--- Stated exercise ---
Set down the records once more, please, exactly and with the pictures left out.

--- Record list ---
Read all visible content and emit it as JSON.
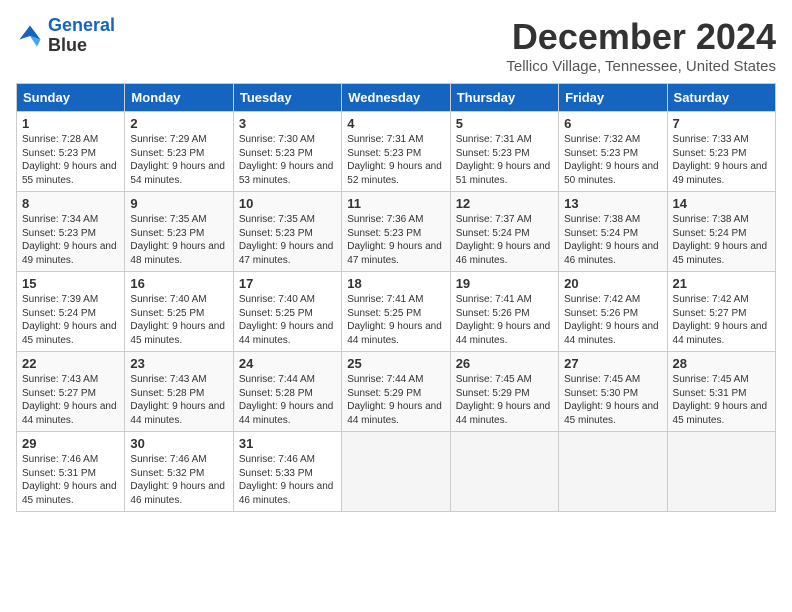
{
  "logo": {
    "line1": "General",
    "line2": "Blue"
  },
  "title": "December 2024",
  "location": "Tellico Village, Tennessee, United States",
  "days_of_week": [
    "Sunday",
    "Monday",
    "Tuesday",
    "Wednesday",
    "Thursday",
    "Friday",
    "Saturday"
  ],
  "weeks": [
    [
      {
        "day": "1",
        "sunrise": "7:28 AM",
        "sunset": "5:23 PM",
        "daylight": "9 hours and 55 minutes."
      },
      {
        "day": "2",
        "sunrise": "7:29 AM",
        "sunset": "5:23 PM",
        "daylight": "9 hours and 54 minutes."
      },
      {
        "day": "3",
        "sunrise": "7:30 AM",
        "sunset": "5:23 PM",
        "daylight": "9 hours and 53 minutes."
      },
      {
        "day": "4",
        "sunrise": "7:31 AM",
        "sunset": "5:23 PM",
        "daylight": "9 hours and 52 minutes."
      },
      {
        "day": "5",
        "sunrise": "7:31 AM",
        "sunset": "5:23 PM",
        "daylight": "9 hours and 51 minutes."
      },
      {
        "day": "6",
        "sunrise": "7:32 AM",
        "sunset": "5:23 PM",
        "daylight": "9 hours and 50 minutes."
      },
      {
        "day": "7",
        "sunrise": "7:33 AM",
        "sunset": "5:23 PM",
        "daylight": "9 hours and 49 minutes."
      }
    ],
    [
      {
        "day": "8",
        "sunrise": "7:34 AM",
        "sunset": "5:23 PM",
        "daylight": "9 hours and 49 minutes."
      },
      {
        "day": "9",
        "sunrise": "7:35 AM",
        "sunset": "5:23 PM",
        "daylight": "9 hours and 48 minutes."
      },
      {
        "day": "10",
        "sunrise": "7:35 AM",
        "sunset": "5:23 PM",
        "daylight": "9 hours and 47 minutes."
      },
      {
        "day": "11",
        "sunrise": "7:36 AM",
        "sunset": "5:23 PM",
        "daylight": "9 hours and 47 minutes."
      },
      {
        "day": "12",
        "sunrise": "7:37 AM",
        "sunset": "5:24 PM",
        "daylight": "9 hours and 46 minutes."
      },
      {
        "day": "13",
        "sunrise": "7:38 AM",
        "sunset": "5:24 PM",
        "daylight": "9 hours and 46 minutes."
      },
      {
        "day": "14",
        "sunrise": "7:38 AM",
        "sunset": "5:24 PM",
        "daylight": "9 hours and 45 minutes."
      }
    ],
    [
      {
        "day": "15",
        "sunrise": "7:39 AM",
        "sunset": "5:24 PM",
        "daylight": "9 hours and 45 minutes."
      },
      {
        "day": "16",
        "sunrise": "7:40 AM",
        "sunset": "5:25 PM",
        "daylight": "9 hours and 45 minutes."
      },
      {
        "day": "17",
        "sunrise": "7:40 AM",
        "sunset": "5:25 PM",
        "daylight": "9 hours and 44 minutes."
      },
      {
        "day": "18",
        "sunrise": "7:41 AM",
        "sunset": "5:25 PM",
        "daylight": "9 hours and 44 minutes."
      },
      {
        "day": "19",
        "sunrise": "7:41 AM",
        "sunset": "5:26 PM",
        "daylight": "9 hours and 44 minutes."
      },
      {
        "day": "20",
        "sunrise": "7:42 AM",
        "sunset": "5:26 PM",
        "daylight": "9 hours and 44 minutes."
      },
      {
        "day": "21",
        "sunrise": "7:42 AM",
        "sunset": "5:27 PM",
        "daylight": "9 hours and 44 minutes."
      }
    ],
    [
      {
        "day": "22",
        "sunrise": "7:43 AM",
        "sunset": "5:27 PM",
        "daylight": "9 hours and 44 minutes."
      },
      {
        "day": "23",
        "sunrise": "7:43 AM",
        "sunset": "5:28 PM",
        "daylight": "9 hours and 44 minutes."
      },
      {
        "day": "24",
        "sunrise": "7:44 AM",
        "sunset": "5:28 PM",
        "daylight": "9 hours and 44 minutes."
      },
      {
        "day": "25",
        "sunrise": "7:44 AM",
        "sunset": "5:29 PM",
        "daylight": "9 hours and 44 minutes."
      },
      {
        "day": "26",
        "sunrise": "7:45 AM",
        "sunset": "5:29 PM",
        "daylight": "9 hours and 44 minutes."
      },
      {
        "day": "27",
        "sunrise": "7:45 AM",
        "sunset": "5:30 PM",
        "daylight": "9 hours and 45 minutes."
      },
      {
        "day": "28",
        "sunrise": "7:45 AM",
        "sunset": "5:31 PM",
        "daylight": "9 hours and 45 minutes."
      }
    ],
    [
      {
        "day": "29",
        "sunrise": "7:46 AM",
        "sunset": "5:31 PM",
        "daylight": "9 hours and 45 minutes."
      },
      {
        "day": "30",
        "sunrise": "7:46 AM",
        "sunset": "5:32 PM",
        "daylight": "9 hours and 46 minutes."
      },
      {
        "day": "31",
        "sunrise": "7:46 AM",
        "sunset": "5:33 PM",
        "daylight": "9 hours and 46 minutes."
      },
      null,
      null,
      null,
      null
    ]
  ]
}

--- Response below ---
Read all visible content and emit it as JSON.
{
  "logo": {
    "line1": "General",
    "line2": "Blue"
  },
  "title": "December 2024",
  "location": "Tellico Village, Tennessee, United States",
  "days_of_week": [
    "Sunday",
    "Monday",
    "Tuesday",
    "Wednesday",
    "Thursday",
    "Friday",
    "Saturday"
  ],
  "weeks": [
    [
      {
        "day": "1",
        "sunrise": "7:28 AM",
        "sunset": "5:23 PM",
        "daylight": "9 hours and 55 minutes."
      },
      {
        "day": "2",
        "sunrise": "7:29 AM",
        "sunset": "5:23 PM",
        "daylight": "9 hours and 54 minutes."
      },
      {
        "day": "3",
        "sunrise": "7:30 AM",
        "sunset": "5:23 PM",
        "daylight": "9 hours and 53 minutes."
      },
      {
        "day": "4",
        "sunrise": "7:31 AM",
        "sunset": "5:23 PM",
        "daylight": "9 hours and 52 minutes."
      },
      {
        "day": "5",
        "sunrise": "7:31 AM",
        "sunset": "5:23 PM",
        "daylight": "9 hours and 51 minutes."
      },
      {
        "day": "6",
        "sunrise": "7:32 AM",
        "sunset": "5:23 PM",
        "daylight": "9 hours and 50 minutes."
      },
      {
        "day": "7",
        "sunrise": "7:33 AM",
        "sunset": "5:23 PM",
        "daylight": "9 hours and 49 minutes."
      }
    ],
    [
      {
        "day": "8",
        "sunrise": "7:34 AM",
        "sunset": "5:23 PM",
        "daylight": "9 hours and 49 minutes."
      },
      {
        "day": "9",
        "sunrise": "7:35 AM",
        "sunset": "5:23 PM",
        "daylight": "9 hours and 48 minutes."
      },
      {
        "day": "10",
        "sunrise": "7:35 AM",
        "sunset": "5:23 PM",
        "daylight": "9 hours and 47 minutes."
      },
      {
        "day": "11",
        "sunrise": "7:36 AM",
        "sunset": "5:23 PM",
        "daylight": "9 hours and 47 minutes."
      },
      {
        "day": "12",
        "sunrise": "7:37 AM",
        "sunset": "5:24 PM",
        "daylight": "9 hours and 46 minutes."
      },
      {
        "day": "13",
        "sunrise": "7:38 AM",
        "sunset": "5:24 PM",
        "daylight": "9 hours and 46 minutes."
      },
      {
        "day": "14",
        "sunrise": "7:38 AM",
        "sunset": "5:24 PM",
        "daylight": "9 hours and 45 minutes."
      }
    ],
    [
      {
        "day": "15",
        "sunrise": "7:39 AM",
        "sunset": "5:24 PM",
        "daylight": "9 hours and 45 minutes."
      },
      {
        "day": "16",
        "sunrise": "7:40 AM",
        "sunset": "5:25 PM",
        "daylight": "9 hours and 45 minutes."
      },
      {
        "day": "17",
        "sunrise": "7:40 AM",
        "sunset": "5:25 PM",
        "daylight": "9 hours and 44 minutes."
      },
      {
        "day": "18",
        "sunrise": "7:41 AM",
        "sunset": "5:25 PM",
        "daylight": "9 hours and 44 minutes."
      },
      {
        "day": "19",
        "sunrise": "7:41 AM",
        "sunset": "5:26 PM",
        "daylight": "9 hours and 44 minutes."
      },
      {
        "day": "20",
        "sunrise": "7:42 AM",
        "sunset": "5:26 PM",
        "daylight": "9 hours and 44 minutes."
      },
      {
        "day": "21",
        "sunrise": "7:42 AM",
        "sunset": "5:27 PM",
        "daylight": "9 hours and 44 minutes."
      }
    ],
    [
      {
        "day": "22",
        "sunrise": "7:43 AM",
        "sunset": "5:27 PM",
        "daylight": "9 hours and 44 minutes."
      },
      {
        "day": "23",
        "sunrise": "7:43 AM",
        "sunset": "5:28 PM",
        "daylight": "9 hours and 44 minutes."
      },
      {
        "day": "24",
        "sunrise": "7:44 AM",
        "sunset": "5:28 PM",
        "daylight": "9 hours and 44 minutes."
      },
      {
        "day": "25",
        "sunrise": "7:44 AM",
        "sunset": "5:29 PM",
        "daylight": "9 hours and 44 minutes."
      },
      {
        "day": "26",
        "sunrise": "7:45 AM",
        "sunset": "5:29 PM",
        "daylight": "9 hours and 44 minutes."
      },
      {
        "day": "27",
        "sunrise": "7:45 AM",
        "sunset": "5:30 PM",
        "daylight": "9 hours and 45 minutes."
      },
      {
        "day": "28",
        "sunrise": "7:45 AM",
        "sunset": "5:31 PM",
        "daylight": "9 hours and 45 minutes."
      }
    ],
    [
      {
        "day": "29",
        "sunrise": "7:46 AM",
        "sunset": "5:31 PM",
        "daylight": "9 hours and 45 minutes."
      },
      {
        "day": "30",
        "sunrise": "7:46 AM",
        "sunset": "5:32 PM",
        "daylight": "9 hours and 46 minutes."
      },
      {
        "day": "31",
        "sunrise": "7:46 AM",
        "sunset": "5:33 PM",
        "daylight": "9 hours and 46 minutes."
      },
      null,
      null,
      null,
      null
    ]
  ]
}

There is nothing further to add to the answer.